• [Problem description] Leave the pictures out and print every record below exactly as it stands.

• [Records for the exercise]
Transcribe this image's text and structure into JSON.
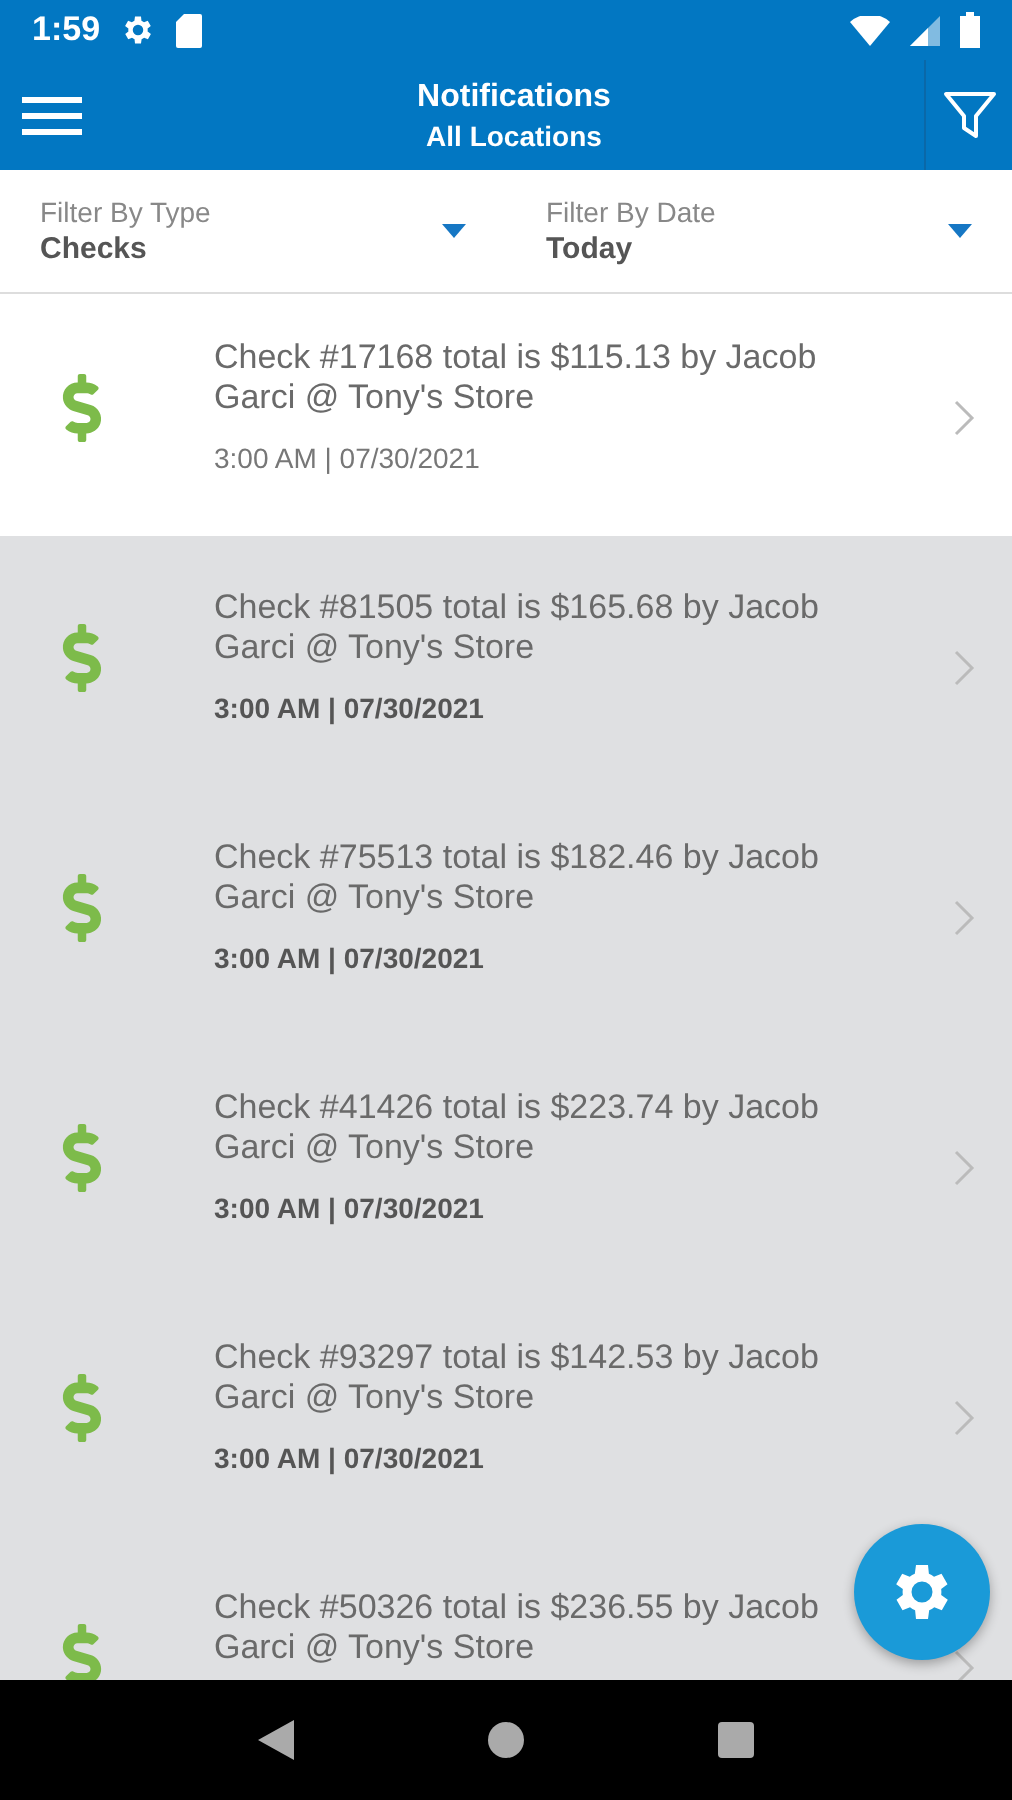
{
  "status_bar": {
    "time": "1:59"
  },
  "app_bar": {
    "title": "Notifications",
    "subtitle": "All Locations"
  },
  "filters": [
    {
      "label": "Filter By Type",
      "value": "Checks"
    },
    {
      "label": "Filter By Date",
      "value": "Today"
    }
  ],
  "notifications": [
    {
      "message": "Check #17168 total is $115.13 by Jacob Garci @ Tony's Store",
      "time": "3:00 AM | 07/30/2021",
      "read": true
    },
    {
      "message": "Check #81505 total is $165.68 by Jacob Garci @ Tony's Store",
      "time": "3:00 AM | 07/30/2021",
      "read": false
    },
    {
      "message": "Check #75513 total is $182.46 by Jacob Garci @ Tony's Store",
      "time": "3:00 AM | 07/30/2021",
      "read": false
    },
    {
      "message": "Check #41426 total is $223.74 by Jacob Garci @ Tony's Store",
      "time": "3:00 AM | 07/30/2021",
      "read": false
    },
    {
      "message": "Check #93297 total is $142.53 by Jacob Garci @ Tony's Store",
      "time": "3:00 AM | 07/30/2021",
      "read": false
    },
    {
      "message": "Check #50326 total is $236.55 by Jacob Garci @ Tony's Store",
      "read": false
    }
  ]
}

• [Reply to the task]
Transcribe this image's text and structure into JSON.
{
  "status_bar": {
    "time": "1:59"
  },
  "app_bar": {
    "title": "Notifications",
    "subtitle": "All Locations"
  },
  "filters": [
    {
      "label": "Filter By Type",
      "value": "Checks"
    },
    {
      "label": "Filter By Date",
      "value": "Today"
    }
  ],
  "notifications": [
    {
      "message": "Check #17168 total is $115.13 by Jacob Garci @ Tony's Store",
      "time": "3:00 AM | 07/30/2021",
      "read": true
    },
    {
      "message": "Check #81505 total is $165.68 by Jacob Garci @ Tony's Store",
      "time": "3:00 AM | 07/30/2021",
      "read": false
    },
    {
      "message": "Check #75513 total is $182.46 by Jacob Garci @ Tony's Store",
      "time": "3:00 AM | 07/30/2021",
      "read": false
    },
    {
      "message": "Check #41426 total is $223.74 by Jacob Garci @ Tony's Store",
      "time": "3:00 AM | 07/30/2021",
      "read": false
    },
    {
      "message": "Check #93297 total is $142.53 by Jacob Garci @ Tony's Store",
      "time": "3:00 AM | 07/30/2021",
      "read": false
    },
    {
      "message": "Check #50326 total is $236.55 by Jacob Garci @ Tony's Store",
      "read": false
    }
  ]
}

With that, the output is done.